## WORK INSTRUCTIONS
Reproduce every row below word for word, leaving out the pictures.

Stored records:

--- Begin ---

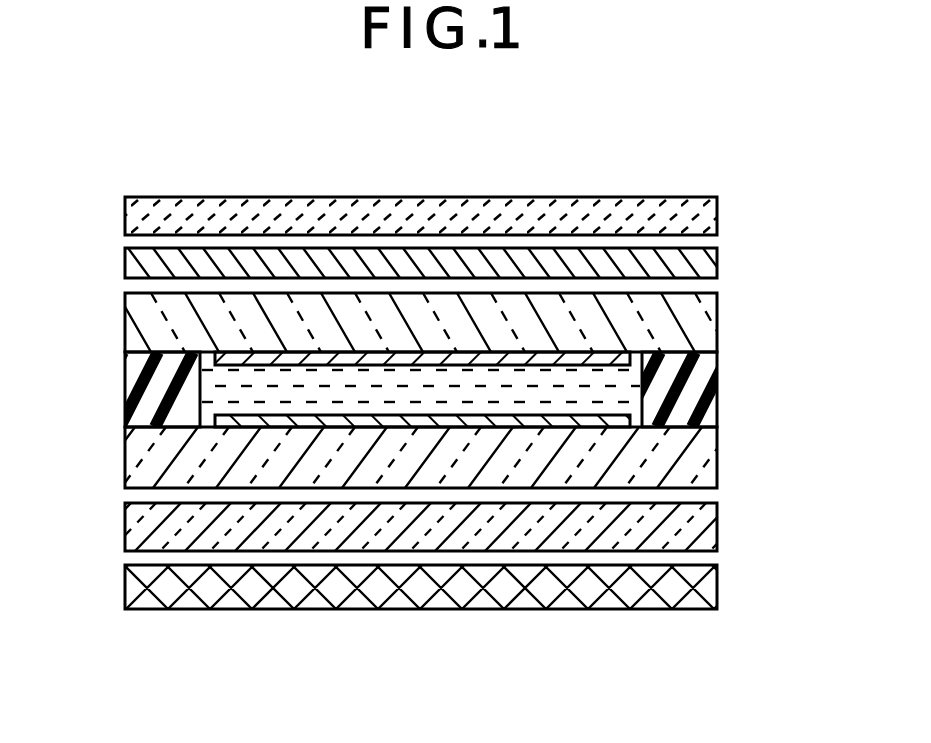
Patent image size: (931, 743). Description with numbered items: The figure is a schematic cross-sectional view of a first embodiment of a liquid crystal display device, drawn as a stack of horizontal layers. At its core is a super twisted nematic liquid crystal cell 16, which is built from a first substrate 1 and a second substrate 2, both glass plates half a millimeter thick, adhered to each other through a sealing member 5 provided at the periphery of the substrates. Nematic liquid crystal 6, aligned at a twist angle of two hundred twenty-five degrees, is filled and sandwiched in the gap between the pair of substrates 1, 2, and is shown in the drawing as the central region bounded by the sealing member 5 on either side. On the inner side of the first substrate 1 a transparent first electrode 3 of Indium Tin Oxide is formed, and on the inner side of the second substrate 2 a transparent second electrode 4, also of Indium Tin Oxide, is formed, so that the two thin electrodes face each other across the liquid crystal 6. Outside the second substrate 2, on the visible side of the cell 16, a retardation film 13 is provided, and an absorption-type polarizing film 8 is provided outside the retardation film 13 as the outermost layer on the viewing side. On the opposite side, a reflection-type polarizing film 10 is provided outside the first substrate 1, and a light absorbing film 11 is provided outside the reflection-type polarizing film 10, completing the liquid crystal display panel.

The first substrate 1 is at (125, 461).
The second substrate 2 is at (125, 321).
The first electrode 3 is at (320, 424).
The second electrode 4 is at (334, 358).
The sealing member 5 is at (125, 398).
The nematic liquid crystal 6 is at (508, 387).
The absorption-type polarizing film 8 is at (718, 202).
The reflection-type polarizing film 10 is at (718, 522).
The light absorbing film 11 is at (718, 585).
The retardation film 13 is at (718, 256).
The STN liquid crystal cell 16 is at (418, 396).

--- End ---

## TASK ANSWER
Patent image size: (931, 743). Description with numbered items: The figure is a schematic cross-sectional view of a first embodiment of a liquid crystal display device, drawn as a stack of horizontal layers. At its core is a super twisted nematic liquid crystal cell 16, which is built from a first substrate 1 and a second substrate 2, both glass plates half a millimeter thick, adhered to each other through a sealing member 5 provided at the periphery of the substrates. Nematic liquid crystal 6, aligned at a twist angle of two hundred twenty-five degrees, is filled and sandwiched in the gap between the pair of substrates 1, 2, and is shown in the drawing as the central region bounded by the sealing member 5 on either side. On the inner side of the first substrate 1 a transparent first electrode 3 of Indium Tin Oxide is formed, and on the inner side of the second substrate 2 a transparent second electrode 4, also of Indium Tin Oxide, is formed, so that the two thin electrodes face each other across the liquid crystal 6. Outside the second substrate 2, on the visible side of the cell 16, a retardation film 13 is provided, and an absorption-type polarizing film 8 is provided outside the retardation film 13 as the outermost layer on the viewing side. On the opposite side, a reflection-type polarizing film 10 is provided outside the first substrate 1, and a light absorbing film 11 is provided outside the reflection-type polarizing film 10, completing the liquid crystal display panel.

The first substrate 1 is at (125, 461).
The second substrate 2 is at (125, 321).
The first electrode 3 is at (320, 424).
The second electrode 4 is at (334, 358).
The sealing member 5 is at (125, 398).
The nematic liquid crystal 6 is at (508, 387).
The absorption-type polarizing film 8 is at (718, 202).
The reflection-type polarizing film 10 is at (718, 522).
The light absorbing film 11 is at (718, 585).
The retardation film 13 is at (718, 256).
The STN liquid crystal cell 16 is at (418, 396).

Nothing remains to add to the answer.